→ **WHAT YOU WILL DO**:
From the listing below, return each line that includes "работников".

(begin)

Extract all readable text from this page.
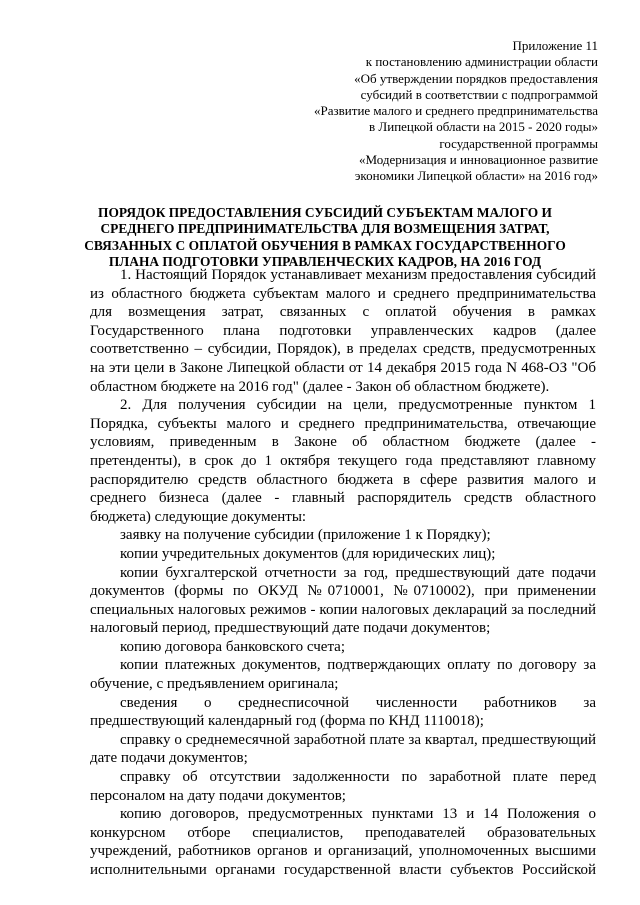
Приложение 11
к постановлению администрации области
«Об утверждении порядков предоставления
субсидий в соответствии с подпрограммой
«Развитие малого и среднего предпринимательства
в Липецкой области на 2015 - 2020 годы»
государственной программы
«Модернизация и инновационное развитие
экономики Липецкой области» на 2016 год»
ПОРЯДОК ПРЕДОСТАВЛЕНИЯ СУБСИДИЙ СУБЪЕКТАМ МАЛОГО И
СРЕДНЕГО ПРЕДПРИНИМАТЕЛЬСТВА ДЛЯ ВОЗМЕЩЕНИЯ ЗАТРАТ,
СВЯЗАННЫХ С ОПЛАТОЙ ОБУЧЕНИЯ В РАМКАХ ГОСУДАРСТВЕННОГО
ПЛАНА ПОДГОТОВКИ УПРАВЛЕНЧЕСКИХ КАДРОВ, НА 2016 ГОД

1. Настоящий Порядок устанавливает механизм предоставления субсидий из областного бюджета субъектам малого и среднего предпринимательства для возмещения затрат, связанных с оплатой обучения в рамках Государственного плана подготовки управленческих кадров (далее соответственно – субсидии, Порядок), в пределах средств, предусмотренных на эти цели в Законе Липецкой области от 14 декабря 2015 года N 468-ОЗ "Об областном бюджете на 2016 год" (далее - Закон об областном бюджете).

2. Для получения субсидии на цели, предусмотренные пунктом 1 Порядка, субъекты малого и среднего предпринимательства, отвечающие условиям, приведенным в Законе об областном бюджете (далее - претенденты), в срок до 1 октября текущего года представляют главному распорядителю средств областного бюджета в сфере развития малого и среднего бизнеса (далее - главный распорядитель средств областного бюджета) следующие документы:

заявку на получение субсидии (приложение 1 к Порядку);

копии учредительных документов (для юридических лиц);

копии бухгалтерской отчетности за год, предшествующий дате подачи документов (формы по ОКУД №0710001, №0710002), при применении специальных налоговых режимов - копии налоговых деклараций за последний налоговый период, предшествующий дате подачи документов;

копию договора банковского счета;

копии платежных документов, подтверждающих оплату по договору за обучение, с предъявлением оригинала;

сведения о среднесписочной численности работников за предшествующий календарный год (форма по КНД 1110018);

справку о среднемесячной заработной плате за квартал, предшествующий дате подачи документов;

справку об отсутствии задолженности по заработной плате перед персоналом на дату подачи документов;

копию договоров, предусмотренных пунктами 13 и 14 Положения о конкурсном отборе специалистов, преподавателей образовательных учреждений, работников органов и организаций, уполномоченных высшими исполнительными органами государственной власти субъектов Российской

(end)

→ **RESULT OF THE TASK**:
сведения о среднесписочной численности работников за предшествующий календарный год (форма по КНД 1110018);
копию договоров, предусмотренных пунктами 13 и 14 Положения о конкурсном отборе специалистов, преподавателей образовательных учреждений, работников органов и организаций, уполномоченных высшими исполнительными органами государственной власти субъектов Российской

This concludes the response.